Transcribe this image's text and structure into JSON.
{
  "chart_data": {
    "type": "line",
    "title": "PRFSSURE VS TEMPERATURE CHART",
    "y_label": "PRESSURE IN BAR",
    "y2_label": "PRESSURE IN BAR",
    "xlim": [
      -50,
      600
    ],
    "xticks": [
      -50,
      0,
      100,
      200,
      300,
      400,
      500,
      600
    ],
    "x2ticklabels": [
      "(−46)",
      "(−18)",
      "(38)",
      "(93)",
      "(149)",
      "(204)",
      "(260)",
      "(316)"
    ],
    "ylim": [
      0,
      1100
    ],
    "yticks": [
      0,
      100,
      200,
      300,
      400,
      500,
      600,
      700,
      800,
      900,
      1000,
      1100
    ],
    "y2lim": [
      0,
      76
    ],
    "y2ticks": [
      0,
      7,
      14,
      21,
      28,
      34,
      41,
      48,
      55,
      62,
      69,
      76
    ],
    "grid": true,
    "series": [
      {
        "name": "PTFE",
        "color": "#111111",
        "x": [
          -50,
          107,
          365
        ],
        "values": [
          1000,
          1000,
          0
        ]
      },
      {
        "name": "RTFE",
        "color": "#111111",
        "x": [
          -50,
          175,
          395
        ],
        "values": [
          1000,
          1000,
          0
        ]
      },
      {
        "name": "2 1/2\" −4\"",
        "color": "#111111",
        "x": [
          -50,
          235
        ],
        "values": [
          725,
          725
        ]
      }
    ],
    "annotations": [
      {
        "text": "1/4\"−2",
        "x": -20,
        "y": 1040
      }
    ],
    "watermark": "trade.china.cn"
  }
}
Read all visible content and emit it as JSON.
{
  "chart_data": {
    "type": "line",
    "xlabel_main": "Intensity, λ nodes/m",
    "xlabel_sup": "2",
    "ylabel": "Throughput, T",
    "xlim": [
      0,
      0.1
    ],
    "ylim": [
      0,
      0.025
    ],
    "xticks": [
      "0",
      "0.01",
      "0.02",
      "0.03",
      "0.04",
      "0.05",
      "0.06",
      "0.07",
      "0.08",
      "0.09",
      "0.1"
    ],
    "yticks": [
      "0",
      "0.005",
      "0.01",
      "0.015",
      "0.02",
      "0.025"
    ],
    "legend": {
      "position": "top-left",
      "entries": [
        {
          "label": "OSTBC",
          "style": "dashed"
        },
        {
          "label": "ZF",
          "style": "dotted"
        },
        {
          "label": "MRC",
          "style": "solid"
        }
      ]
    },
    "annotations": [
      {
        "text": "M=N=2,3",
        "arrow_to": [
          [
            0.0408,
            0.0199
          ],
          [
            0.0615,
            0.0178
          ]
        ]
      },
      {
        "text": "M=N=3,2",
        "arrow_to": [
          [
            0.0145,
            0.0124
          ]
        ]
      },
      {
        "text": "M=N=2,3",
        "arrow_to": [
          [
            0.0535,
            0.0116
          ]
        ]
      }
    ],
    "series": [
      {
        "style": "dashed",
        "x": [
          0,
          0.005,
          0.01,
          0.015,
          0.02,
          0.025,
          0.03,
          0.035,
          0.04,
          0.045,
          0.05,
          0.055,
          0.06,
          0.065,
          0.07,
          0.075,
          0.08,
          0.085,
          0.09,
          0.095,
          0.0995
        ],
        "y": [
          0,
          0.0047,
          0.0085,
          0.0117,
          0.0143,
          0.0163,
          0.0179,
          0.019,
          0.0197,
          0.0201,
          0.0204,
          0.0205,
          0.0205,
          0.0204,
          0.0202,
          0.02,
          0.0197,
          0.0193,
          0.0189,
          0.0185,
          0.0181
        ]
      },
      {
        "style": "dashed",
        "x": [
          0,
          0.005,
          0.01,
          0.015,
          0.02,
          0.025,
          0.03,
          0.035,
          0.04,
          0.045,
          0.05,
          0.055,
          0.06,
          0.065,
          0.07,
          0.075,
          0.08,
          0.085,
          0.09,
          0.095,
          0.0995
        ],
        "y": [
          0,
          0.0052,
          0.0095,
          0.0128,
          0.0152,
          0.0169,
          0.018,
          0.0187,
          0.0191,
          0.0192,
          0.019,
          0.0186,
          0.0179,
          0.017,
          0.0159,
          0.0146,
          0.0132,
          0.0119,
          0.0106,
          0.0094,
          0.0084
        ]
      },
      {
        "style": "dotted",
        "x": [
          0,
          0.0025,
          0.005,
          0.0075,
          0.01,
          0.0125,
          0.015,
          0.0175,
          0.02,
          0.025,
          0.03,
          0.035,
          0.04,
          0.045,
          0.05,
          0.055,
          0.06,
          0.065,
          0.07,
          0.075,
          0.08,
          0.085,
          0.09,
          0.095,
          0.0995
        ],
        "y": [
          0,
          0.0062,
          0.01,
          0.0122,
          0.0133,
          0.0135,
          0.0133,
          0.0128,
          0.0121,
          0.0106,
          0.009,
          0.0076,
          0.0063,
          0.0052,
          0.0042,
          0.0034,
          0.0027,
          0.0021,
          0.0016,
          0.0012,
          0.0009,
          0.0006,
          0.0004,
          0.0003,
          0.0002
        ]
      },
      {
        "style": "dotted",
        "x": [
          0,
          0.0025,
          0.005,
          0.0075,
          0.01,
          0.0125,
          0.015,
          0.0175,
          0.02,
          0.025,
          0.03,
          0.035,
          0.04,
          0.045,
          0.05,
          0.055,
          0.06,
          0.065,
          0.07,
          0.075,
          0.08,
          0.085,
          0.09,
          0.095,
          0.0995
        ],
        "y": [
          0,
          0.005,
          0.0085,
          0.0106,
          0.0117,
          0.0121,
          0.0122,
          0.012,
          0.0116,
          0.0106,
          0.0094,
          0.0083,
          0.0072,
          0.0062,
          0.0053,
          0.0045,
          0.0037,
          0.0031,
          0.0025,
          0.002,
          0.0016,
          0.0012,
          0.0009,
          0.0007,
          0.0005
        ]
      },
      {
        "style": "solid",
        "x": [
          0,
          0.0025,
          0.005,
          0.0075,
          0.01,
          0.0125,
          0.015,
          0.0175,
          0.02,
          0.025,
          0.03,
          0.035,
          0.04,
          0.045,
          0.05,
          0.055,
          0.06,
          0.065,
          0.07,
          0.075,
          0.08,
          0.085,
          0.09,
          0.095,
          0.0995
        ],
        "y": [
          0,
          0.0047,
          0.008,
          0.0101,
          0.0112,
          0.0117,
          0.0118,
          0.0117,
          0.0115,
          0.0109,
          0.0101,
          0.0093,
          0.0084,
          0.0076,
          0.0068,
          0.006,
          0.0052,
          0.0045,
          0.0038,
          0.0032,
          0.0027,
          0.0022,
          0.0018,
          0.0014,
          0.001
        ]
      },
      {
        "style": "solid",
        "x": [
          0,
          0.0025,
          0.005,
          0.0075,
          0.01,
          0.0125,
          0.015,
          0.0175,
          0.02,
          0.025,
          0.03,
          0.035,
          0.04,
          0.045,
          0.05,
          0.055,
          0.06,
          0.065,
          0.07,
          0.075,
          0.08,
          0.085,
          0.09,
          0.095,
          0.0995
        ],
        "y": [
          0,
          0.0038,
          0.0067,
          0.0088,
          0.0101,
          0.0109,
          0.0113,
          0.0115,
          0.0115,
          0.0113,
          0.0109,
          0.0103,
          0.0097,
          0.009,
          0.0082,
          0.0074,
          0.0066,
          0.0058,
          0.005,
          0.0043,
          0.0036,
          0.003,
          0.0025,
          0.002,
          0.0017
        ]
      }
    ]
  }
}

= = = = =

:: Set problem ::
Retype the entries one by one, exactly.

:: Exercise response ::
Transcribe this image's text and structure into JSON.
{
  "chart_data": {
    "type": "line",
    "title": "PRFSSURE VS TEMPERATURE CHART",
    "y_label": "PRESSURE IN BAR",
    "y2_label": "PRESSURE IN BAR",
    "xlim": [
      -50,
      600
    ],
    "xticks": [
      -50,
      0,
      100,
      200,
      300,
      400,
      500,
      600
    ],
    "x2ticklabels": [
      "(−46)",
      "(−18)",
      "(38)",
      "(93)",
      "(149)",
      "(204)",
      "(260)",
      "(316)"
    ],
    "ylim": [
      0,
      1100
    ],
    "yticks": [
      0,
      100,
      200,
      300,
      400,
      500,
      600,
      700,
      800,
      900,
      1000,
      1100
    ],
    "y2lim": [
      0,
      76
    ],
    "y2ticks": [
      0,
      7,
      14,
      21,
      28,
      34,
      41,
      48,
      55,
      62,
      69,
      76
    ],
    "grid": true,
    "series": [
      {
        "name": "PTFE",
        "color": "#111111",
        "x": [
          -50,
          107,
          365
        ],
        "values": [
          1000,
          1000,
          0
        ]
      },
      {
        "name": "RTFE",
        "color": "#111111",
        "x": [
          -50,
          175,
          395
        ],
        "values": [
          1000,
          1000,
          0
        ]
      },
      {
        "name": "2 1/2\" −4\"",
        "color": "#111111",
        "x": [
          -50,
          235
        ],
        "values": [
          725,
          725
        ]
      }
    ],
    "annotations": [
      {
        "text": "1/4\"−2",
        "x": -20,
        "y": 1040
      }
    ],
    "watermark": "trade.china.cn"
  }
}
Read all visible content and emit it as JSON.
{
  "chart_data": {
    "type": "line",
    "xlabel_main": "Intensity, λ nodes/m",
    "xlabel_sup": "2",
    "ylabel": "Throughput, T",
    "xlim": [
      0,
      0.1
    ],
    "ylim": [
      0,
      0.025
    ],
    "xticks": [
      "0",
      "0.01",
      "0.02",
      "0.03",
      "0.04",
      "0.05",
      "0.06",
      "0.07",
      "0.08",
      "0.09",
      "0.1"
    ],
    "yticks": [
      "0",
      "0.005",
      "0.01",
      "0.015",
      "0.02",
      "0.025"
    ],
    "legend": {
      "position": "top-left",
      "entries": [
        {
          "label": "OSTBC",
          "style": "dashed"
        },
        {
          "label": "ZF",
          "style": "dotted"
        },
        {
          "label": "MRC",
          "style": "solid"
        }
      ]
    },
    "annotations": [
      {
        "text": "M=N=2,3",
        "arrow_to": [
          [
            0.0408,
            0.0199
          ],
          [
            0.0615,
            0.0178
          ]
        ]
      },
      {
        "text": "M=N=3,2",
        "arrow_to": [
          [
            0.0145,
            0.0124
          ]
        ]
      },
      {
        "text": "M=N=2,3",
        "arrow_to": [
          [
            0.0535,
            0.0116
          ]
        ]
      }
    ],
    "series": [
      {
        "style": "dashed",
        "x": [
          0,
          0.005,
          0.01,
          0.015,
          0.02,
          0.025,
          0.03,
          0.035,
          0.04,
          0.045,
          0.05,
          0.055,
          0.06,
          0.065,
          0.07,
          0.075,
          0.08,
          0.085,
          0.09,
          0.095,
          0.0995
        ],
        "y": [
          0,
          0.0047,
          0.0085,
          0.0117,
          0.0143,
          0.0163,
          0.0179,
          0.019,
          0.0197,
          0.0201,
          0.0204,
          0.0205,
          0.0205,
          0.0204,
          0.0202,
          0.02,
          0.0197,
          0.0193,
          0.0189,
          0.0185,
          0.0181
        ]
      },
      {
        "style": "dashed",
        "x": [
          0,
          0.005,
          0.01,
          0.015,
          0.02,
          0.025,
          0.03,
          0.035,
          0.04,
          0.045,
          0.05,
          0.055,
          0.06,
          0.065,
          0.07,
          0.075,
          0.08,
          0.085,
          0.09,
          0.095,
          0.0995
        ],
        "y": [
          0,
          0.0052,
          0.0095,
          0.0128,
          0.0152,
          0.0169,
          0.018,
          0.0187,
          0.0191,
          0.0192,
          0.019,
          0.0186,
          0.0179,
          0.017,
          0.0159,
          0.0146,
          0.0132,
          0.0119,
          0.0106,
          0.0094,
          0.0084
        ]
      },
      {
        "style": "dotted",
        "x": [
          0,
          0.0025,
          0.005,
          0.0075,
          0.01,
          0.0125,
          0.015,
          0.0175,
          0.02,
          0.025,
          0.03,
          0.035,
          0.04,
          0.045,
          0.05,
          0.055,
          0.06,
          0.065,
          0.07,
          0.075,
          0.08,
          0.085,
          0.09,
          0.095,
          0.0995
        ],
        "y": [
          0,
          0.0062,
          0.01,
          0.0122,
          0.0133,
          0.0135,
          0.0133,
          0.0128,
          0.0121,
          0.0106,
          0.009,
          0.0076,
          0.0063,
          0.0052,
          0.0042,
          0.0034,
          0.0027,
          0.0021,
          0.0016,
          0.0012,
          0.0009,
          0.0006,
          0.0004,
          0.0003,
          0.0002
        ]
      },
      {
        "style": "dotted",
        "x": [
          0,
          0.0025,
          0.005,
          0.0075,
          0.01,
          0.0125,
          0.015,
          0.0175,
          0.02,
          0.025,
          0.03,
          0.035,
          0.04,
          0.045,
          0.05,
          0.055,
          0.06,
          0.065,
          0.07,
          0.075,
          0.08,
          0.085,
          0.09,
          0.095,
          0.0995
        ],
        "y": [
          0,
          0.005,
          0.0085,
          0.0106,
          0.0117,
          0.0121,
          0.0122,
          0.012,
          0.0116,
          0.0106,
          0.0094,
          0.0083,
          0.0072,
          0.0062,
          0.0053,
          0.0045,
          0.0037,
          0.0031,
          0.0025,
          0.002,
          0.0016,
          0.0012,
          0.0009,
          0.0007,
          0.0005
        ]
      },
      {
        "style": "solid",
        "x": [
          0,
          0.0025,
          0.005,
          0.0075,
          0.01,
          0.0125,
          0.015,
          0.0175,
          0.02,
          0.025,
          0.03,
          0.035,
          0.04,
          0.045,
          0.05,
          0.055,
          0.06,
          0.065,
          0.07,
          0.075,
          0.08,
          0.085,
          0.09,
          0.095,
          0.0995
        ],
        "y": [
          0,
          0.0047,
          0.008,
          0.0101,
          0.0112,
          0.0117,
          0.0118,
          0.0117,
          0.0115,
          0.0109,
          0.0101,
          0.0093,
          0.0084,
          0.0076,
          0.0068,
          0.006,
          0.0052,
          0.0045,
          0.0038,
          0.0032,
          0.0027,
          0.0022,
          0.0018,
          0.0014,
          0.001
        ]
      },
      {
        "style": "solid",
        "x": [
          0,
          0.0025,
          0.005,
          0.0075,
          0.01,
          0.0125,
          0.015,
          0.0175,
          0.02,
          0.025,
          0.03,
          0.035,
          0.04,
          0.045,
          0.05,
          0.055,
          0.06,
          0.065,
          0.07,
          0.075,
          0.08,
          0.085,
          0.09,
          0.095,
          0.0995
        ],
        "y": [
          0,
          0.0038,
          0.0067,
          0.0088,
          0.0101,
          0.0109,
          0.0113,
          0.0115,
          0.0115,
          0.0113,
          0.0109,
          0.0103,
          0.0097,
          0.009,
          0.0082,
          0.0074,
          0.0066,
          0.0058,
          0.005,
          0.0043,
          0.0036,
          0.003,
          0.0025,
          0.002,
          0.0017
        ]
      }
    ]
  }
}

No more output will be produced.